Instructions for the task. Search the material for the word "indicators" and report each line where it turns up.

Collection entries

--*--

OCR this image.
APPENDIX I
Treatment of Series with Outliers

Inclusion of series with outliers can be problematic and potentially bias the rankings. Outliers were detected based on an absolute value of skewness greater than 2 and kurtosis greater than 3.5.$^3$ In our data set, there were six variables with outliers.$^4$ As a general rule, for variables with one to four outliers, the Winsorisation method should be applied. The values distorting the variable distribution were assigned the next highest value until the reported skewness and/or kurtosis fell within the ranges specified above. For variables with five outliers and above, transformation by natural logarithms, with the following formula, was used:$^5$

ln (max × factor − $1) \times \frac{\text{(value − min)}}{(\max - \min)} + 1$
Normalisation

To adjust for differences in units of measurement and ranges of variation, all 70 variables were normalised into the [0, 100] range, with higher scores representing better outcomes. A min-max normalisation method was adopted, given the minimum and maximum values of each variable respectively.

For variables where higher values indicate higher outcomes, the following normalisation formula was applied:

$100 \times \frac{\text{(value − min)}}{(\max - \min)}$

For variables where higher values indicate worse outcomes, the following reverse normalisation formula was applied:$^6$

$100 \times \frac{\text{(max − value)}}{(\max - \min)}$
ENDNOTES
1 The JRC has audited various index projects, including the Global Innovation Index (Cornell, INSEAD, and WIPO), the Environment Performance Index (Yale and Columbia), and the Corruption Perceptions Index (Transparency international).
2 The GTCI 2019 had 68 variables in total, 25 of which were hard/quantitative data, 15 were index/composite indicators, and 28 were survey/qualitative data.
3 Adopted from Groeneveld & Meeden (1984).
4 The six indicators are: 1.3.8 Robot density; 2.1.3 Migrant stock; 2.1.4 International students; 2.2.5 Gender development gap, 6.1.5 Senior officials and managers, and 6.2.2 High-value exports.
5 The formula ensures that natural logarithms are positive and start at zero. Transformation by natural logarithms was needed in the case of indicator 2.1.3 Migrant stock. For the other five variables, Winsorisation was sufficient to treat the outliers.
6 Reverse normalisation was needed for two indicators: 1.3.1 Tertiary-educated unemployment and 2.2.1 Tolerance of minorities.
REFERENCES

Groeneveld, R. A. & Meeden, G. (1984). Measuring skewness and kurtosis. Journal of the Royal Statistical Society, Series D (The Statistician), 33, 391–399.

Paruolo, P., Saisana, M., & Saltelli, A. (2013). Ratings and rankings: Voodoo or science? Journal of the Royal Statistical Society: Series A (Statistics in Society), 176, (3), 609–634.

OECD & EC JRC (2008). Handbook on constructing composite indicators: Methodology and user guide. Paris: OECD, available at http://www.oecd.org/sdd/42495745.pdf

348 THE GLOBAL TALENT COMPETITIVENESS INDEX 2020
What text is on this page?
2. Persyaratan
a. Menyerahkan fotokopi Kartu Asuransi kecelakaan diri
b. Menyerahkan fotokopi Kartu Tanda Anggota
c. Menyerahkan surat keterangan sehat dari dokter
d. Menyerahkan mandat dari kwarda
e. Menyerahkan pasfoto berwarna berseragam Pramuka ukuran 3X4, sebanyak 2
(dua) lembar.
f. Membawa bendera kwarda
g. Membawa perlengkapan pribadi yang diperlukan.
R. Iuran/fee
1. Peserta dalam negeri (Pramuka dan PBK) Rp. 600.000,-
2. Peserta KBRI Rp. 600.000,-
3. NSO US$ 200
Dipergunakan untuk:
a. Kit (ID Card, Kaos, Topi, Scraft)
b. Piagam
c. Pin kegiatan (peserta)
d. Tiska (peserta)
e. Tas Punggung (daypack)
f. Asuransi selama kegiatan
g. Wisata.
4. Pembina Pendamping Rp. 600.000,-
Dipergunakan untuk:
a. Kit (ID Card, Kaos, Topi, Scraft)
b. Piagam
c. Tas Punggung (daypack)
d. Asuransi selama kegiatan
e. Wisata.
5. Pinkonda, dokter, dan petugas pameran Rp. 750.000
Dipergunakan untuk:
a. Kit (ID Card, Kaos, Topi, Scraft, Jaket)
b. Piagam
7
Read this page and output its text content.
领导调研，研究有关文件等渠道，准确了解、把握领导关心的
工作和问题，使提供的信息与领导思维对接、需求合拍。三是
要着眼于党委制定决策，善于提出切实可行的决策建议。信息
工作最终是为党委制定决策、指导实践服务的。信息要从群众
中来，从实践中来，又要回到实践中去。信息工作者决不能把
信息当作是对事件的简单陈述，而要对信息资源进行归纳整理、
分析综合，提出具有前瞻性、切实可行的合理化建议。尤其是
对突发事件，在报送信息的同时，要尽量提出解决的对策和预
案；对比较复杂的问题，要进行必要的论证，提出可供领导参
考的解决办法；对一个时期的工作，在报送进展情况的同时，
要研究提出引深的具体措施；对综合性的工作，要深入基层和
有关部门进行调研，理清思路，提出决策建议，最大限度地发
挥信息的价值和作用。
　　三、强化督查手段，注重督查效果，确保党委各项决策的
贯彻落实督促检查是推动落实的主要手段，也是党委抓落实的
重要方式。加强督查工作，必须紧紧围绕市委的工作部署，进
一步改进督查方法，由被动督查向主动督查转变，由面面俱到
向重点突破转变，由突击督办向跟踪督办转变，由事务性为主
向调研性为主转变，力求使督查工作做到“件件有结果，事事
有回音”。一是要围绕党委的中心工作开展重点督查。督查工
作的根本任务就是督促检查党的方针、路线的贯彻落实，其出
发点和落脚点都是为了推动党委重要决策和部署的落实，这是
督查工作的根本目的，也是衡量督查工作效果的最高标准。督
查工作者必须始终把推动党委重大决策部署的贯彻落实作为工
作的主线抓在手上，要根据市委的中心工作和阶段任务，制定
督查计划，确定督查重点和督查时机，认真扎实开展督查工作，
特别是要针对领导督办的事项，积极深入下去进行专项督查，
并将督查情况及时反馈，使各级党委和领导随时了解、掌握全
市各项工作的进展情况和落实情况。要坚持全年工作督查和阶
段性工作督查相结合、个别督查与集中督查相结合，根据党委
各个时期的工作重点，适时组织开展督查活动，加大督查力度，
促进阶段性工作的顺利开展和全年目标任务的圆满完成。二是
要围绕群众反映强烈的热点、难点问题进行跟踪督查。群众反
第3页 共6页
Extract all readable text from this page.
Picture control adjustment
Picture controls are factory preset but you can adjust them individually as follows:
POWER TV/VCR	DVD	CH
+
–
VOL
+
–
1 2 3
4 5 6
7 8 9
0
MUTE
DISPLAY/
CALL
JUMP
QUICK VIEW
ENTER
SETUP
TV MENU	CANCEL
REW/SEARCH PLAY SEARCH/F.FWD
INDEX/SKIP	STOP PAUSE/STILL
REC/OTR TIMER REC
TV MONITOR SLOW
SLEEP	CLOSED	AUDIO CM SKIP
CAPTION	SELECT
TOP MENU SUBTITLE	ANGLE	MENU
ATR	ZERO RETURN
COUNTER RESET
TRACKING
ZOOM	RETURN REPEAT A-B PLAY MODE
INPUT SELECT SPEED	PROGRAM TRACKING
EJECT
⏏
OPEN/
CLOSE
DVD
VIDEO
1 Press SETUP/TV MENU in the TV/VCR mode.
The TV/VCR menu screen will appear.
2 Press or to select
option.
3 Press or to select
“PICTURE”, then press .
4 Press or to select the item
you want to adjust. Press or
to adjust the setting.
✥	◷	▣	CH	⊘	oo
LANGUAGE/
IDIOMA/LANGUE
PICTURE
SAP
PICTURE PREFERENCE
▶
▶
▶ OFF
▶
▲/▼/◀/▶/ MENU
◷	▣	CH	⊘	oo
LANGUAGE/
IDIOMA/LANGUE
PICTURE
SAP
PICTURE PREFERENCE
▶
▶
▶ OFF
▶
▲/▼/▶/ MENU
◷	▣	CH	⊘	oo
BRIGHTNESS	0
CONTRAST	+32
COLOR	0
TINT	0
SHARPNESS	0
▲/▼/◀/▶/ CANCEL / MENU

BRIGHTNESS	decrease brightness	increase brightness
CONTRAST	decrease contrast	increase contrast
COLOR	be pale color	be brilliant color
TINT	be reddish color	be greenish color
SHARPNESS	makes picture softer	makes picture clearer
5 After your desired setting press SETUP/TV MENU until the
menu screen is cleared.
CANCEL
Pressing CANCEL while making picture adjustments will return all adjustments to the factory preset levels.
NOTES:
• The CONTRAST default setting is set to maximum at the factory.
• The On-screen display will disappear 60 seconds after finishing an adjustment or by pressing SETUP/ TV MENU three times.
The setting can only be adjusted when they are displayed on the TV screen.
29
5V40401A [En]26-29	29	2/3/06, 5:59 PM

--*--

Full answer.
2 The GTCI 2019 had 68 variables in total, 25 of which were hard/quantitative data, 15 were index/composite indicators, and 28 were survey/qualitative data.
4 The six indicators are: 1.3.8 Robot density; 2.1.3 Migrant stock; 2.1.4 International students; 2.2.5 Gender development gap, 6.1.5 Senior officials and managers, and 6.2.2 High-value exports.
6 Reverse normalisation was needed for two indicators: 1.3.1 Tertiary-educated unemployment and 2.2.1 Tolerance of minorities.
OECD & EC JRC (2008). Handbook on constructing composite indicators: Methodology and user guide. Paris: OECD, available at http://www.oecd.org/sdd/42495745.pdf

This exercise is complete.